Stated goal =>
Output the full listing below exactly as it reads, and skip anything that is a picture.

Recorded data =>
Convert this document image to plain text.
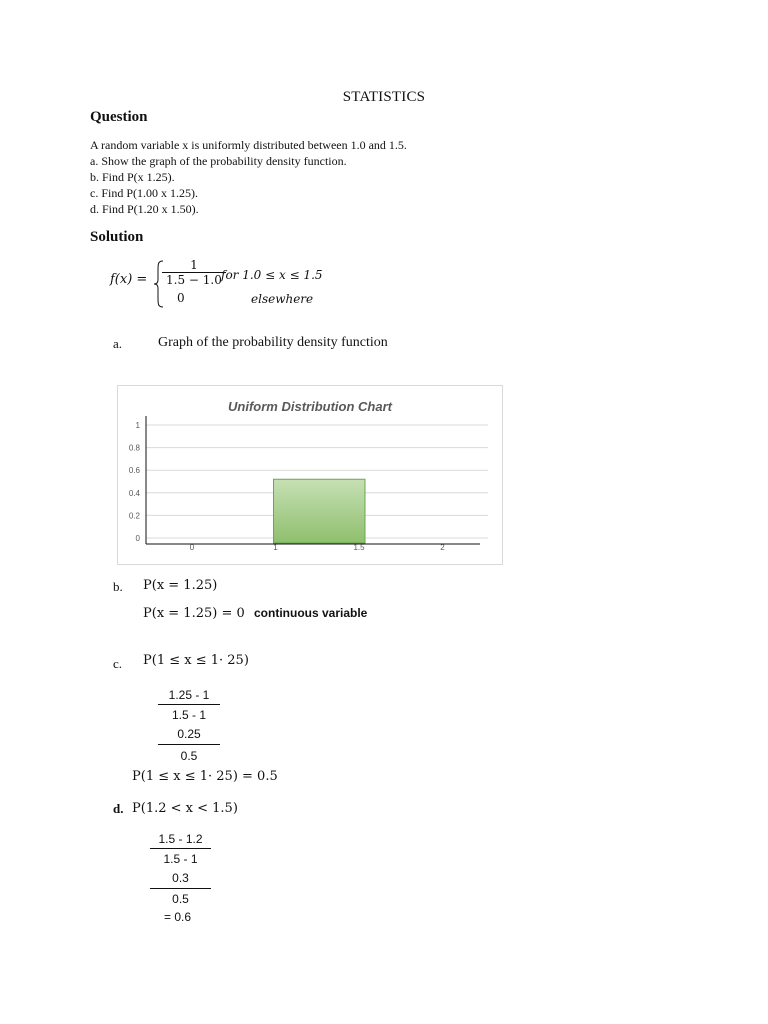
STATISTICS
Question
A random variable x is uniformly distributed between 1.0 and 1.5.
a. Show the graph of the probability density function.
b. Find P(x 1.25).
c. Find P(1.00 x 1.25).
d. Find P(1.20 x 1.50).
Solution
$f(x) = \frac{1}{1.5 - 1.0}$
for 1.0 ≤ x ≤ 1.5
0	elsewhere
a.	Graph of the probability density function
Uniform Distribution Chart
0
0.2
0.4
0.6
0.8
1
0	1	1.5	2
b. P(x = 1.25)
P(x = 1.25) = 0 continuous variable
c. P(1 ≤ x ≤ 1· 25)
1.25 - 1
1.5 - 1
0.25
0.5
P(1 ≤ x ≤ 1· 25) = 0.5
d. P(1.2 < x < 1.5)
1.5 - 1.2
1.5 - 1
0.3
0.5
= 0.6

Expected answer =>
Convert this document image to plain text.
STATISTICS
Question
A random variable x is uniformly distributed between 1.0 and 1.5.
a. Show the graph of the probability density function.
b. Find P(x 1.25).
c. Find P(1.00 x 1.25).
d. Find P(1.20 x 1.50).
Solution
$f(x) = \frac{1}{1.5 - 1.0}$
for 1.0 ≤ x ≤ 1.5
0	elsewhere
a.	Graph of the probability density function
Uniform Distribution Chart
0
0.2
0.4
0.6
0.8
1
0	1	1.5	2
b. P(x = 1.25)
P(x = 1.25) = 0 continuous variable
c. P(1 ≤ x ≤ 1· 25)
1.25 - 1
1.5 - 1
0.25
0.5
P(1 ≤ x ≤ 1· 25) = 0.5
d. P(1.2 < x < 1.5)
1.5 - 1.2
1.5 - 1
0.3
0.5
= 0.6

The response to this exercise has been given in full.